__Extract__:

BEGIN

Download and install the tool
go get -u github.com/ugorji/go/codec/codecgen
Run the tool on your files
The command line format is:
codecgen [options] (-o outfile) (infile ...)
% codecgen -?
Usage of codecgen:
-c string
codec path (default "github.com/ugorji/go/codec")
-d int
random identifier for use in generated code
-nr string
regex for type name to exclude (default "^$")
-nx
do not support extensions - support of extensions may cause extra allocation
-o string
out file
-r string
regex for type name to match (default ".*")
-rt string
tags for go run
-st string
struct tag keys to introspect (default "codec,json")
-t string
build tag to put in file
-x keep temp file
% codecgen -o values_codecgen.go values.go values2.go moretypedefs.go
That is it
Option | Description |
---|---|
-o | codecgen will generate a single output file. |
-c | If you have used vendored the codec package into a different place, use this option to specify a different package path for the codec package. Most users do not need this. |
-t | Users may want to only use the code generated file when specific build tags are specified. You can pass some tags and the generated file will have them. |
-st | Users can customize the struct tags keys to introspect |
-rt | codecgen runs by creating a temporary file, and then using go run to execute it. If the file that you are generating values against needs a build tag, specify it to the codecgen tool. |
-x | This is a debugging switch to not delete the transient file which must be passed to go run . |
-d | Specify the random integer used during codecgen. This helps reduce churn in generated output, etc. |
-r | Specify regex for type name to match (default “.*“) |
-nr | Specify regex for type name to exclude (default “^$”) |
-nx | do not support extensions in generated files - this may help reduce some allocation if you know that you never use extensions |
Yes.

END

__Provided data__:
BEGIN

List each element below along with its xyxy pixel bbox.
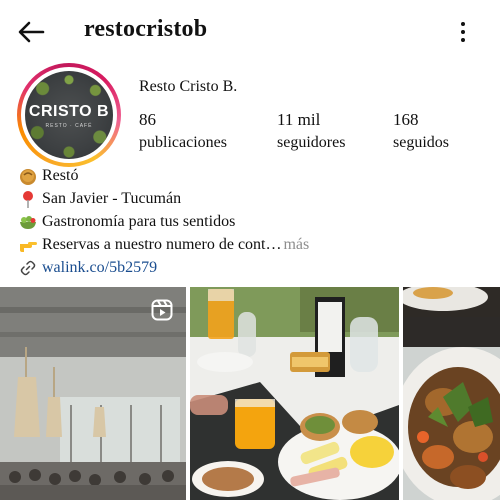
- profile-username: restocristob: [84, 16, 208, 42]
- bio-line: Gastronomía para tus sentidos: [18, 210, 488, 233]
- following-count-value: 168: [393, 110, 419, 129]
- breakfast-table-image: [190, 287, 399, 500]
- followers-count[interactable]: 11 mil seguidores: [277, 110, 345, 154]
- bio-line: Restó: [18, 164, 488, 187]
- bio-link[interactable]: walink.co/5b2579: [18, 256, 488, 279]
- salad-icon: [18, 212, 38, 232]
- arrow-left-icon: [18, 21, 45, 43]
- posts-count-label: publicaciones: [139, 134, 227, 151]
- post-thumbnail-reel[interactable]: [0, 287, 186, 500]
- posts-count[interactable]: 86 publicaciones: [139, 110, 227, 154]
- back-button[interactable]: [16, 18, 48, 46]
- post-thumbnail[interactable]: [190, 287, 399, 500]
- avatar-logo-subtext: RESTO · CAFÉ: [45, 123, 93, 129]
- link-icon: [18, 258, 38, 278]
- bio-text: Restó: [42, 167, 79, 184]
- story-ring[interactable]: CRISTO B RESTO · CAFÉ: [17, 63, 121, 167]
- posts-count-value: 86: [139, 110, 156, 129]
- reels-icon: [151, 299, 173, 321]
- top-bar: restocristob: [0, 0, 500, 62]
- more-options-button[interactable]: [450, 18, 476, 46]
- food-bowl-icon: [18, 166, 38, 186]
- followers-count-value: 11 mil: [277, 110, 321, 129]
- profile-bio: Restó San Javier - Tucumán Gastronomía p…: [18, 164, 488, 279]
- post-thumbnail[interactable]: [403, 287, 500, 500]
- post-grid: [0, 287, 500, 500]
- bio-text: San Javier - Tucumán: [42, 190, 182, 207]
- bio-link-text: walink.co/5b2579: [42, 259, 158, 276]
- avatar-logo-text: CRISTO B: [28, 103, 110, 120]
- bio-text: Reservas a nuestro numero de cont…: [42, 236, 282, 253]
- bio-line: Reservas a nuestro numero de cont… más: [18, 233, 488, 256]
- following-count-label: seguidos: [393, 134, 449, 151]
- pointing-hand-icon: [18, 235, 38, 255]
- bio-more-link[interactable]: más: [283, 233, 309, 256]
- display-name: Resto Cristo B.: [139, 78, 238, 95]
- plated-dish-image: [403, 287, 500, 500]
- followers-count-label: seguidores: [277, 134, 346, 151]
- bio-text: Gastronomía para tus sentidos: [42, 213, 236, 230]
- map-pin-icon: [18, 189, 38, 209]
- bio-line: San Javier - Tucumán: [18, 187, 488, 210]
- following-count[interactable]: 168 seguidos: [393, 110, 449, 154]
- profile-avatar: CRISTO B RESTO · CAFÉ: [25, 71, 113, 159]
- more-vertical-icon: [461, 22, 465, 26]
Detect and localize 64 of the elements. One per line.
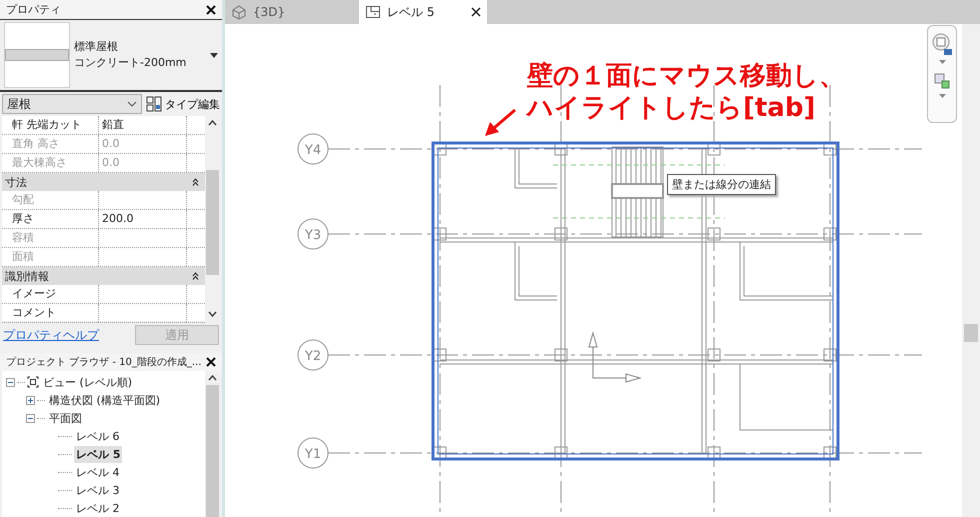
collapse-icon[interactable] bbox=[26, 414, 35, 422]
view-tab[interactable]: レベル 5 bbox=[359, 0, 487, 24]
help-link[interactable]: プロパティヘルプ bbox=[3, 326, 99, 344]
double-chevron-up-icon bbox=[192, 178, 199, 186]
tooltip: 壁または線分の連結 bbox=[667, 174, 776, 195]
parameter-label: イメージ bbox=[2, 285, 99, 304]
type-detail: コンクリート-200mm bbox=[74, 55, 188, 72]
coordinate-axes-icon bbox=[588, 331, 642, 383]
expand-icon[interactable] bbox=[26, 396, 35, 404]
tree-item[interactable]: ビュー (レベル順) bbox=[41, 374, 134, 390]
navigation-bar[interactable] bbox=[927, 25, 957, 123]
tree-item[interactable]: レベル 2 bbox=[74, 500, 122, 516]
floor-plan-icon bbox=[365, 4, 381, 20]
roof-preview-icon bbox=[4, 22, 70, 88]
chevron-up-icon[interactable] bbox=[208, 120, 217, 126]
type-name: 標準屋根 bbox=[74, 39, 119, 56]
caret-icon[interactable] bbox=[938, 60, 946, 64]
parameter-label: 容積 bbox=[2, 229, 99, 248]
panel-title: プロパティ bbox=[6, 2, 61, 18]
annotation-text: 壁の１面にマウス移動し、 ハイライトしたら[tab] bbox=[527, 60, 845, 124]
zoom-icon[interactable] bbox=[933, 72, 951, 90]
grid-bubble[interactable]: Y1 bbox=[298, 438, 328, 468]
floor-plan-drawing[interactable] bbox=[432, 142, 840, 460]
category-dropdown[interactable]: 屋根 bbox=[2, 94, 142, 114]
parameter-label: 勾配 bbox=[2, 191, 99, 210]
chevron-down-icon[interactable] bbox=[208, 311, 217, 318]
grid-bubble[interactable]: Y2 bbox=[298, 340, 328, 370]
dropdown-icon bbox=[210, 52, 218, 58]
close-button[interactable] bbox=[204, 4, 218, 15]
panel-title: プロジェクト ブラウザ - 10_階段の作成_... bbox=[6, 356, 202, 370]
close-icon[interactable] bbox=[471, 7, 481, 17]
parameter-value[interactable]: 200.0 bbox=[99, 210, 187, 228]
type-selector[interactable]: 標準屋根 コンクリート-200mm bbox=[0, 20, 222, 92]
parameter-value[interactable]: 鉛直 bbox=[99, 116, 187, 134]
grid-bubble[interactable]: Y4 bbox=[298, 134, 328, 164]
parameter-label: 面積 bbox=[2, 248, 99, 266]
parameter-label: 直角 高さ bbox=[2, 135, 99, 154]
view-cube-icon[interactable] bbox=[931, 32, 953, 56]
tree-item[interactable]: 平面図 bbox=[47, 410, 84, 426]
tree-item[interactable]: レベル 6 bbox=[74, 428, 122, 444]
tree-item[interactable]: レベル 3 bbox=[74, 482, 122, 498]
parameter-label: コメント bbox=[2, 304, 99, 322]
view-tab[interactable]: {3D} bbox=[225, 0, 357, 24]
scrollbar[interactable] bbox=[962, 24, 980, 517]
parameter-label: 軒 先端カット bbox=[2, 116, 99, 134]
caret-icon[interactable] bbox=[938, 94, 946, 98]
type-properties-icon bbox=[146, 96, 162, 112]
collapse-icon[interactable] bbox=[6, 378, 15, 386]
tree-item[interactable]: レベル 5 bbox=[74, 446, 122, 462]
scrollbar[interactable] bbox=[205, 371, 220, 517]
chevron-up-icon[interactable] bbox=[208, 375, 217, 381]
group-header[interactable]: 寸法 bbox=[2, 173, 205, 192]
chevron-down-icon bbox=[127, 101, 137, 108]
edit-type-button[interactable]: タイプ編集 bbox=[146, 96, 220, 112]
parameter-label: 厚さ bbox=[2, 210, 99, 228]
tree-item[interactable]: 構造伏図 (構造平面図) bbox=[47, 392, 162, 408]
group-header[interactable]: 識別情報 bbox=[2, 267, 205, 286]
close-button[interactable] bbox=[204, 357, 218, 368]
view-icon bbox=[27, 376, 39, 388]
parameter-label: 最大棟高さ bbox=[2, 154, 99, 172]
grid-bubble[interactable]: Y3 bbox=[298, 218, 328, 250]
pointer-arrow bbox=[485, 108, 516, 136]
double-chevron-up-icon bbox=[192, 272, 199, 280]
tree-item[interactable]: レベル 4 bbox=[74, 464, 122, 480]
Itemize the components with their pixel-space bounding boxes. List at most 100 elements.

END

__Challenges__:
(a) Translate this sentence from the codecgen page into Spanish: "You can pass some tags and the generated file will have them."
(b) Rewrite part of the codecgen page, starting at the words "Download and install" and ending after "outfile) (infile ...)", with "tool" changed to "utility".

__Solutions for each task__:
(a) Puede pasar algunas etiquetas y el archivo generado las tendrá.

(b)
Download and install the utility
go get -u github.com/ugorji/go/codec/codecgen
Run the utility on your files
The command line format is:
codecgen [options] (-o outfile) (infile ...)